Document passage:
================================

The Eden Musée was an amusement center in New York City that featured a large waxworks collection, musical concerts and a changing selection of specialty entertainment, such as magic lantern shows and marionettes. It was opened on March 28, 1884. It featured a collection of paintings and became an early exhibitor of motion pictures. Located on 55 West 23rd Street in Manhattan in an imposing stone building. The building featured several halls with different themes. It was particularly known for its Chamber of Horrors, which was kept in the museum basement

== Film Exhibition ==
On December 18, 1896, the Lumiere cinematographe films were presented for two months in the Winter Garden, which had a 2000-seat capacity.

It became the first venue in the United States to make motion pictures a standard part of programming until it closed.

================================

Work task 1: Based on the passage about the Eden Musée, explain in one to three sentences why the venue counts as an early exhibitor of motion pictures.
Work task 2: Write the next part of the passage on the Eden Musée, picking up after its final sentence.

================================

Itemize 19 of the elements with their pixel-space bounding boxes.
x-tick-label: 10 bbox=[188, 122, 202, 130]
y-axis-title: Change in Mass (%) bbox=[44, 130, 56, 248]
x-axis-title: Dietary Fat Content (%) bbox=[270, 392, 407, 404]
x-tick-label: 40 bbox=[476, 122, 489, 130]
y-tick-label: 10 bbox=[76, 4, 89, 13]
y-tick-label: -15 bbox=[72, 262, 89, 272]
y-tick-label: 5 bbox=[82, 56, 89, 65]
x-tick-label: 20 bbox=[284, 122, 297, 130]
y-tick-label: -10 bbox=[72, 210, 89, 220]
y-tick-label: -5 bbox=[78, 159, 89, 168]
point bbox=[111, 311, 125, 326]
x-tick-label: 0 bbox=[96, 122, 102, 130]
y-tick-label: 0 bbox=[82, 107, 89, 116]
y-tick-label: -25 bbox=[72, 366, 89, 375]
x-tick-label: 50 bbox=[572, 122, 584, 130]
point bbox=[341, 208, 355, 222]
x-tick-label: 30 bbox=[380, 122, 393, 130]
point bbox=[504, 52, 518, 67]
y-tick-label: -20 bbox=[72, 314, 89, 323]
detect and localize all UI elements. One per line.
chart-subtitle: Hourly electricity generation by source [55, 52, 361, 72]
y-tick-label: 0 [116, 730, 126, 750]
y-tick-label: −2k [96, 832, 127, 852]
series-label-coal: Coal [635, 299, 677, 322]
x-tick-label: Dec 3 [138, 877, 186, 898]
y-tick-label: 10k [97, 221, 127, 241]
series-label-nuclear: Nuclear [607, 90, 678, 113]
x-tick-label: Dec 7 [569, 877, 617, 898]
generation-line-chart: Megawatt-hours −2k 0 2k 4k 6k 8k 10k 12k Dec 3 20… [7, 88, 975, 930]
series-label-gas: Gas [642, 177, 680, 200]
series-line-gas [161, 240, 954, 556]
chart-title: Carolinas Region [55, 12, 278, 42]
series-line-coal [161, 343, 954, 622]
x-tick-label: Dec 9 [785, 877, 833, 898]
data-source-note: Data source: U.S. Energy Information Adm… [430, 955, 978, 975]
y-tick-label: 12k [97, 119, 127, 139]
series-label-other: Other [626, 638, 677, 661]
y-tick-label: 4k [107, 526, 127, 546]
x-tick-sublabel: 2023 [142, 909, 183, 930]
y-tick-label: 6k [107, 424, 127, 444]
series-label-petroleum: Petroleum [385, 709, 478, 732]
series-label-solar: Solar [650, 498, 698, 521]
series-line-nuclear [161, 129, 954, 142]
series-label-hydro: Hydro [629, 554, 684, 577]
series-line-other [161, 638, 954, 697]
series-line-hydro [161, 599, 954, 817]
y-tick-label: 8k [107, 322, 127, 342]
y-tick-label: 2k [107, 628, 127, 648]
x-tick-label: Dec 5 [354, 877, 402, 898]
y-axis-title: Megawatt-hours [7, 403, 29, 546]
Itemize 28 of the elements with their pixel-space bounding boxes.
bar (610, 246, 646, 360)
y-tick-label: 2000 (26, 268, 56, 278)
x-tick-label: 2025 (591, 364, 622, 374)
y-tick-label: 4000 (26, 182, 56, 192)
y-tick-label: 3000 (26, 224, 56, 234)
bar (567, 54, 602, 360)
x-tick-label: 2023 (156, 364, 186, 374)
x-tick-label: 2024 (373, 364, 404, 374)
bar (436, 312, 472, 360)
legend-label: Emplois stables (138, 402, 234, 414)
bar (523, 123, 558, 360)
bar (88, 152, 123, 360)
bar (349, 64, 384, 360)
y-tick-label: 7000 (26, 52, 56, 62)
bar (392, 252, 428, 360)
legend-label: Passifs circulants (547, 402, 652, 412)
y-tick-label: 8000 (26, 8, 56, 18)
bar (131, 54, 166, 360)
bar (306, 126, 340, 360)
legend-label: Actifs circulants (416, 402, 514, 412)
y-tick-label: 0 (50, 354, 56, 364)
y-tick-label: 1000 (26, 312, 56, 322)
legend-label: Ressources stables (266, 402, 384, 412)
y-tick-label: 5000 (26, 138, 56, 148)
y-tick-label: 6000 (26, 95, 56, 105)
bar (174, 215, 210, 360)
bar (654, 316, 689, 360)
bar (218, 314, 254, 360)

================================

Result 1: On December 18, 1896, it began a two-month run of the Lumiere cinematographe films in its Winter Garden, which seated 2000. It also became the first venue in the United States to make motion pictures a standard part of its programming, and kept them there until it closed.

Result 2:
In the summer of 1897, film pioneer Edwin S. Porter, an electrician by training, assisted in the building of a custom film projector, to replace one destroyed by fire. In 1887 he returned with a job programming short films for exhibition, after the Eden Musee became Thomas Edison's first motion picture licensee. On February 1, 1898 the Eden Musee released its first self-produced film, The Passion Play of Oberammergau. This was billed as film actually shot in Oberammergau, Germany, when it was actually shot on the roof of the original Grand Central Palace in New York City, a fact that was quickly uncovered by the press. The presentation included 19 minutes of film interspersed with lantern slides.

After the Eden Musee went bankrupt and closed in 1915, the name and select wax figure groupings, including those from the Chamber of Horrors, were purchased at auction and exhibited in Coney Island. The Coney Island Eden Musee was destroyed by fire in 1928.

==In popular culture==
The opening of Act 1 of the Broadway musical Broadway to Tokio (1900) is set inside the Eden Musée.